What to do — Recast the lines of the listing below, from the line containing "x-tick-label: 0 xyxy=(82,406,88,422)" through the line containing "Segment this screenshot: for", inclusive, as a Markdown table with a Row column for a running row number and a Line column for the line itself. Omit blank lines.

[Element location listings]
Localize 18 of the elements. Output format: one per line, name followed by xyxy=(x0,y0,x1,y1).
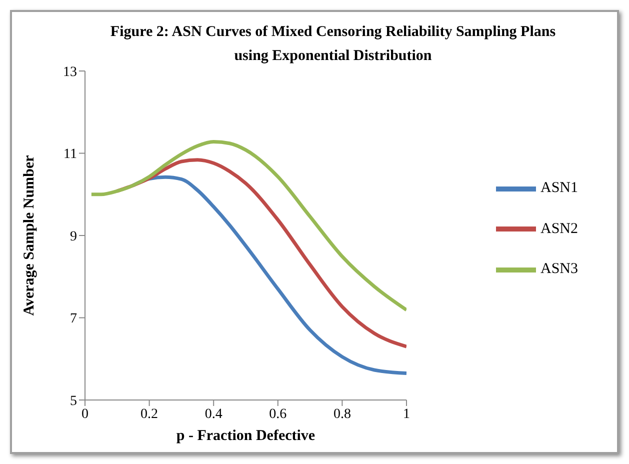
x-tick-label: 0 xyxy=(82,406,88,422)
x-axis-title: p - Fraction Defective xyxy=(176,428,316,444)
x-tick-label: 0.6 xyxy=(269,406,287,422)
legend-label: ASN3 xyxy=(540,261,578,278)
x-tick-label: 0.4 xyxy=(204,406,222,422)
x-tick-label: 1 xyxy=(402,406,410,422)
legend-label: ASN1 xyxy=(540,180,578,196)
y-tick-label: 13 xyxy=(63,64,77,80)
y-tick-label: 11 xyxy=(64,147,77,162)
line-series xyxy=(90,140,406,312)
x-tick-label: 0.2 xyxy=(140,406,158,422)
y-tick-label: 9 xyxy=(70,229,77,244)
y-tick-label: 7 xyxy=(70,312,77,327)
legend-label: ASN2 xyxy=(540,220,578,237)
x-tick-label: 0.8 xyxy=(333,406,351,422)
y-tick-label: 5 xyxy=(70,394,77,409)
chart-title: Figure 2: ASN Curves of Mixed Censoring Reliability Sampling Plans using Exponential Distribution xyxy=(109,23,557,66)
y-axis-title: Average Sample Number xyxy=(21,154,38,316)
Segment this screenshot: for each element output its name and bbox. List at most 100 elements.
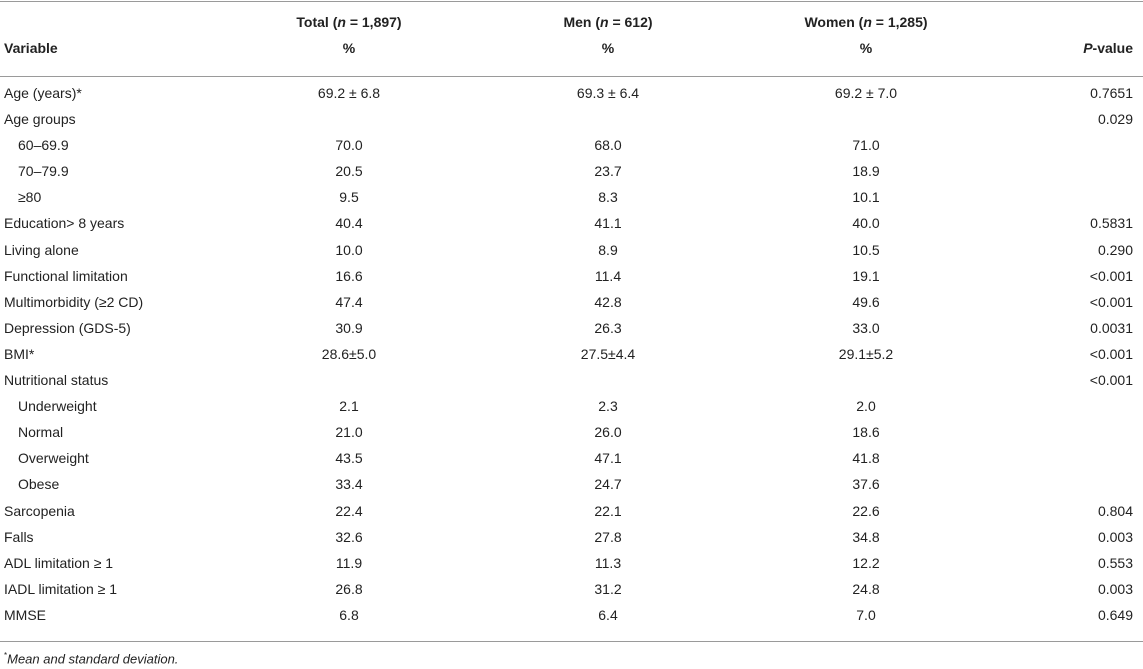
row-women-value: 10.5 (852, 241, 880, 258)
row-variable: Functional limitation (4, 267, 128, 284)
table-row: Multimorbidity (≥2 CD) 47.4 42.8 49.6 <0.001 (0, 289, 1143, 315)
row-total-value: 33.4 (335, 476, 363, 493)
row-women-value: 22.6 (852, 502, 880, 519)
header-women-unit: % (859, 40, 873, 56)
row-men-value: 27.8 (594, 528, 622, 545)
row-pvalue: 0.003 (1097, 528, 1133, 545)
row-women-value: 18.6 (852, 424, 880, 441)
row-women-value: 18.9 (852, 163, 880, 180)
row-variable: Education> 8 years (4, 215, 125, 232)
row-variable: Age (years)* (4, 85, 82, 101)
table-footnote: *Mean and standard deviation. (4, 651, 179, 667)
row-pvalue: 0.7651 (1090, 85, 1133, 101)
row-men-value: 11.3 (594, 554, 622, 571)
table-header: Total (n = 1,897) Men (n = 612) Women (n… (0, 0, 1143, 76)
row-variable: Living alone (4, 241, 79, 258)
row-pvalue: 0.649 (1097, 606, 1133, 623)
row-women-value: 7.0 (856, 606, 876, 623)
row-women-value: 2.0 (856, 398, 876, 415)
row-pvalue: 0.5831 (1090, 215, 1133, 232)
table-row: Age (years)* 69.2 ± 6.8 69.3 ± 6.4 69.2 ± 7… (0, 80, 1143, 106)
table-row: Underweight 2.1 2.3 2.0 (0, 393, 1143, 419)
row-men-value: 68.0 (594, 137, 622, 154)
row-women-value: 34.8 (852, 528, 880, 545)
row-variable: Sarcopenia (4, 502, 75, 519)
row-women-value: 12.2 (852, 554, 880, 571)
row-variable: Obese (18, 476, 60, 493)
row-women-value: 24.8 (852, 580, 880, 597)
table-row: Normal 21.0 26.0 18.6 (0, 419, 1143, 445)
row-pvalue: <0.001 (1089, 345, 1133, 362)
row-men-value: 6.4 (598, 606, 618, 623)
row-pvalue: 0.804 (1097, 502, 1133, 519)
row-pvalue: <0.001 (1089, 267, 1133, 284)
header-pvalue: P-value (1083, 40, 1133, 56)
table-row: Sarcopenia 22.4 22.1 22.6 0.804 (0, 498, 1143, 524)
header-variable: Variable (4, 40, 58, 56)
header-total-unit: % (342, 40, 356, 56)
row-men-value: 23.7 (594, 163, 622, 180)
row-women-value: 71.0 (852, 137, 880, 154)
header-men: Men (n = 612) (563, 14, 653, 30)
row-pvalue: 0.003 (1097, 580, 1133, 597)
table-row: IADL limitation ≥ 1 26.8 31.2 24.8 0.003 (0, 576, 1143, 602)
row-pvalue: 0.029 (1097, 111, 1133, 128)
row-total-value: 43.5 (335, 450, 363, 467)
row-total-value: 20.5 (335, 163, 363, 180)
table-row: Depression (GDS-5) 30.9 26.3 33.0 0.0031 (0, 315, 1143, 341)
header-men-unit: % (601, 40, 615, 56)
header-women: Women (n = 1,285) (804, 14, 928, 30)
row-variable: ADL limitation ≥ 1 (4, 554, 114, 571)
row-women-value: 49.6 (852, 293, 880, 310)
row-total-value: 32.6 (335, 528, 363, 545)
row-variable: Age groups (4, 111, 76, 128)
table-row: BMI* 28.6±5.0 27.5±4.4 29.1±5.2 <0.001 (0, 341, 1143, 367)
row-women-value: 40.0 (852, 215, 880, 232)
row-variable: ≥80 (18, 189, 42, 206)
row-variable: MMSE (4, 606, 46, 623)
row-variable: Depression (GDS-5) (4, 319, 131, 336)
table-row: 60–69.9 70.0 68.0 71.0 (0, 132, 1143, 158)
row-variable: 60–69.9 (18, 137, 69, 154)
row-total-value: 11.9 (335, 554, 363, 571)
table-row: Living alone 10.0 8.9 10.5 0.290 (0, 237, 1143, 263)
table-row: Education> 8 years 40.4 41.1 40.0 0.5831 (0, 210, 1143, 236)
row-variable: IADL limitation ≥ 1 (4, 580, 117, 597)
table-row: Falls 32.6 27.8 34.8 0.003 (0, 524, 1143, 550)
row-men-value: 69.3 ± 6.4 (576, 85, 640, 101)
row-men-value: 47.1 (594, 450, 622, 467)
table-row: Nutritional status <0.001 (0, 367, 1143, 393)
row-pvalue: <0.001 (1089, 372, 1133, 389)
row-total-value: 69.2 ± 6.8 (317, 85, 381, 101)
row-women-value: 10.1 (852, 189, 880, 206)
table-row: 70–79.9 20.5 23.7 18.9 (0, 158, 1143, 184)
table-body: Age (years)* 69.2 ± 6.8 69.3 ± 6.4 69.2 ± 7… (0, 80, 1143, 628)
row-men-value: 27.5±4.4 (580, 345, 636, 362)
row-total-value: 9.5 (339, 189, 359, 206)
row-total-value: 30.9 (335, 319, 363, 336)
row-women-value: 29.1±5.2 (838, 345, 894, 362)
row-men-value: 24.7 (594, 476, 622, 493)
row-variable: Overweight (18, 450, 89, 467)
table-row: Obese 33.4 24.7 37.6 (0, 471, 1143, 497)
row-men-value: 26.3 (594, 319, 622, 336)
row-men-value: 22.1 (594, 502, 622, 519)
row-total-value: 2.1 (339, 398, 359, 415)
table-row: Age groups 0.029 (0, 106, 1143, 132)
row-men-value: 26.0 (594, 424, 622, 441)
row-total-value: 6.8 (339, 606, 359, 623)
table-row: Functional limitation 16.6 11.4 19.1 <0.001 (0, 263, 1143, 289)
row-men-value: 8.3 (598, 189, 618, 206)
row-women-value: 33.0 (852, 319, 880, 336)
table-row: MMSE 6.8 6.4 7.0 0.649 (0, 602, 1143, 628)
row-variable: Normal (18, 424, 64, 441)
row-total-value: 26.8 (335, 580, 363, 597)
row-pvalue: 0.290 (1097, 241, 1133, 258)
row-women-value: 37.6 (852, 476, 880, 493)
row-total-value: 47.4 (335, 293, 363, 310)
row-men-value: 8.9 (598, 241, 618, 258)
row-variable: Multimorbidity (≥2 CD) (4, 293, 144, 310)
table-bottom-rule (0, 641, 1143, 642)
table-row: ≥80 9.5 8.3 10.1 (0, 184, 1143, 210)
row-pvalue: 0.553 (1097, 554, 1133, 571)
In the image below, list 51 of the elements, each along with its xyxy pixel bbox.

Solved problem —
| Row | Line |
|---|---|
| 1 | x-tick-label: 0 xyxy=(82,406,88,422) |
| 2 | x-axis-title: p - Fraction Defective xyxy=(176,428,316,444) |
| 3 | x-tick-label: 0.6 xyxy=(269,406,287,422) |
| 4 | legend-label: ASN3 xyxy=(540,261,578,278) |
| 5 | x-tick-label: 0.4 xyxy=(204,406,222,422) |
| 6 | x-tick-label: 1 xyxy=(402,406,410,422) |
| 7 | legend-label: ASN1 xyxy=(540,180,578,196) |
| 8 | y-tick-label: 13 xyxy=(63,64,77,80) |
| 9 | y-tick-label: 11 xyxy=(64,147,77,162) |
| 10 | line-series xyxy=(90,140,406,312) |
| 11 | x-tick-label: 0.2 xyxy=(140,406,158,422) |
| 12 | y-tick-label: 9 xyxy=(70,229,77,244) |
| 13 | y-tick-label: 7 xyxy=(70,312,77,327) |
| 14 | legend-label: ASN2 xyxy=(540,220,578,237) |
| 15 | x-tick-label: 0.8 xyxy=(333,406,351,422) |
| 16 | y-tick-label: 5 xyxy=(70,394,77,409) |
| 17 | chart-title: Figure 2: ASN Curves of Mixed Censoring Reliability Sampling Plans using Exponential Distribution xyxy=(109,23,557,66) |
| 18 | y-axis-title: Average Sample Number xyxy=(21,154,38,316) |
| 19 | Segment this screenshot: for each element output its name and bbox. List at most 100 elements. |